Count each line below that has "into" anywhere in it. Answer with the total alone.

[Saved entries]
- - - - - - -

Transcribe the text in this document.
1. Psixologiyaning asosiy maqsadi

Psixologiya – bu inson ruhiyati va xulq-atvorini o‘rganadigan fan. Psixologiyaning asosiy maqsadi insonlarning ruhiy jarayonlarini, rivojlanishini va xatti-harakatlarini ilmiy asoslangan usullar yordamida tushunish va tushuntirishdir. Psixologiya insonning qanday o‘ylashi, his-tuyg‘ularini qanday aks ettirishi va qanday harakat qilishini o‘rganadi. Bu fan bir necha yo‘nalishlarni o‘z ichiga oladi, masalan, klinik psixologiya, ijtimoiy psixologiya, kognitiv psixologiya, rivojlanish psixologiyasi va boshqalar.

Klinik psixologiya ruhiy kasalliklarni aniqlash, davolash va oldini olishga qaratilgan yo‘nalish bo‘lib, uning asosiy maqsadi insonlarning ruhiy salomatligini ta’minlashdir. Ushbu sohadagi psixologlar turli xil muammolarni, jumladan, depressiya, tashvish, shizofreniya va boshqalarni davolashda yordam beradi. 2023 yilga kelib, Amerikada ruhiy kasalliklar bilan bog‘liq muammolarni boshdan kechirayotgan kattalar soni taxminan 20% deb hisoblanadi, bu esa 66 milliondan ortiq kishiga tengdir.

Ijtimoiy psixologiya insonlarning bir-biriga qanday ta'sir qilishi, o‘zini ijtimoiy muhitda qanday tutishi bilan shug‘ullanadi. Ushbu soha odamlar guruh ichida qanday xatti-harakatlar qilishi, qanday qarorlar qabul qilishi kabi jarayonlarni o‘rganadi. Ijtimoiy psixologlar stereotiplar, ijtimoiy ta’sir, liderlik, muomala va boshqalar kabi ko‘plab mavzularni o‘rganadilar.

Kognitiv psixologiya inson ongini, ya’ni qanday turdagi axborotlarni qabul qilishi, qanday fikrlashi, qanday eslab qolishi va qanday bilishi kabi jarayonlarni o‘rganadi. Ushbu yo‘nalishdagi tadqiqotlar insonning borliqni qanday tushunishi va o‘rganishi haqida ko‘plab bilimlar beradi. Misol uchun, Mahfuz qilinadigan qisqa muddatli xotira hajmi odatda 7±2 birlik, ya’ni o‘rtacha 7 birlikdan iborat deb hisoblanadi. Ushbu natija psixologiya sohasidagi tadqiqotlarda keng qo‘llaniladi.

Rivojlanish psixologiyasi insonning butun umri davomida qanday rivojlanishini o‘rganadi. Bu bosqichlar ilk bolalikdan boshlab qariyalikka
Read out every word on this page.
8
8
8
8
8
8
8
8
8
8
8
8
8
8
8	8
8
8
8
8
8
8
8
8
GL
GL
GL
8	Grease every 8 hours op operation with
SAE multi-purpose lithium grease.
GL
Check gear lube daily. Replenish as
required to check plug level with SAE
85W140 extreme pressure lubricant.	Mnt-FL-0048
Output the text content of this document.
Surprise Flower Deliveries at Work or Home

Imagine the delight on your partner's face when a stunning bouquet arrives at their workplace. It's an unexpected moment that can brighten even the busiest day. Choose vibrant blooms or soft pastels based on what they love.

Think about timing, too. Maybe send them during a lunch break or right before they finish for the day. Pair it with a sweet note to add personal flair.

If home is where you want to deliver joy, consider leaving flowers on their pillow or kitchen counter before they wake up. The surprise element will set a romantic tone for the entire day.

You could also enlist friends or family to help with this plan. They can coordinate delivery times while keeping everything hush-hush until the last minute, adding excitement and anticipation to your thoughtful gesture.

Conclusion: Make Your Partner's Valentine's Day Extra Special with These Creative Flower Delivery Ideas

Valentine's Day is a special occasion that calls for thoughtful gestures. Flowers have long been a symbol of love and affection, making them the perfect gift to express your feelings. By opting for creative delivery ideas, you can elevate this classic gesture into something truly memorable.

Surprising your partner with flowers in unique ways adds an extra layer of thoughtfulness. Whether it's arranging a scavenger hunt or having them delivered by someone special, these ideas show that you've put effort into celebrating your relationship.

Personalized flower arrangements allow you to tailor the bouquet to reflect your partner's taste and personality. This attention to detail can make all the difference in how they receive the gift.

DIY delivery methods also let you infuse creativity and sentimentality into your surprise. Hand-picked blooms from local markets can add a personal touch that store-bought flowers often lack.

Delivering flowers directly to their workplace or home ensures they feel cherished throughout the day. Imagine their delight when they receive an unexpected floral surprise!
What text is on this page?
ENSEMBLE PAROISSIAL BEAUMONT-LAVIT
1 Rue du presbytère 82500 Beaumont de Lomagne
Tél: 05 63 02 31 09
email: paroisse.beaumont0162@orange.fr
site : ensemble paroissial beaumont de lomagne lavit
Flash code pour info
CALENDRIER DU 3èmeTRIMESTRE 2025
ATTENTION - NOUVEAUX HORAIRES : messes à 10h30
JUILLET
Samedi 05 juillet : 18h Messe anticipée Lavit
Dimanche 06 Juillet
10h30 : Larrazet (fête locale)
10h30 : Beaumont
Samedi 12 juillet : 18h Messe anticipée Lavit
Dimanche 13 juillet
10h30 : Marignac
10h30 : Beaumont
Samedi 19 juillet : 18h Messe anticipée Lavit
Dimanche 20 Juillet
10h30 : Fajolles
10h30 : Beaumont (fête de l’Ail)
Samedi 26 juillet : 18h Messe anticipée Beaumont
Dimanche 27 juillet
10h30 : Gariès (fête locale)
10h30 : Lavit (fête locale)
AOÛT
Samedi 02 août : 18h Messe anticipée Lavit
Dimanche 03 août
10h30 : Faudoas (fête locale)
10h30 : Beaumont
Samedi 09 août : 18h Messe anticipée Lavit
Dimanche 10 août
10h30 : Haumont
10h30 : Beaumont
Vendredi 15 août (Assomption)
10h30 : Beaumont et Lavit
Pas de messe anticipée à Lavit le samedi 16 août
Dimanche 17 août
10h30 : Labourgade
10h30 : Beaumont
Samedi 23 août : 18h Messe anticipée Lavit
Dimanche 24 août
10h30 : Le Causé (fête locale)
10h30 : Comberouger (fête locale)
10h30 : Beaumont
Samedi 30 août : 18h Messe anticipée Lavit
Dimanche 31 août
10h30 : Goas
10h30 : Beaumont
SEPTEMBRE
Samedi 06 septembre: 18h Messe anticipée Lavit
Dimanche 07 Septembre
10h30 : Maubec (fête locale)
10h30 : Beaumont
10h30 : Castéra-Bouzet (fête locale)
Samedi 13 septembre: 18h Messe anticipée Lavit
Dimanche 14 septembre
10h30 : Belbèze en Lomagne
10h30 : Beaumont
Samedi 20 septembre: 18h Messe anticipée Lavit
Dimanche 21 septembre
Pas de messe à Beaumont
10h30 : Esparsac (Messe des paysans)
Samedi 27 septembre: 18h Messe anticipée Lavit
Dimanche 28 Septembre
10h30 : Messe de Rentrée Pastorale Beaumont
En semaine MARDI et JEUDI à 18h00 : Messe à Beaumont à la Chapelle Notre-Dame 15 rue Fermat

- - - - - - -

» **OUTPUT FOR THIS TASK**: 3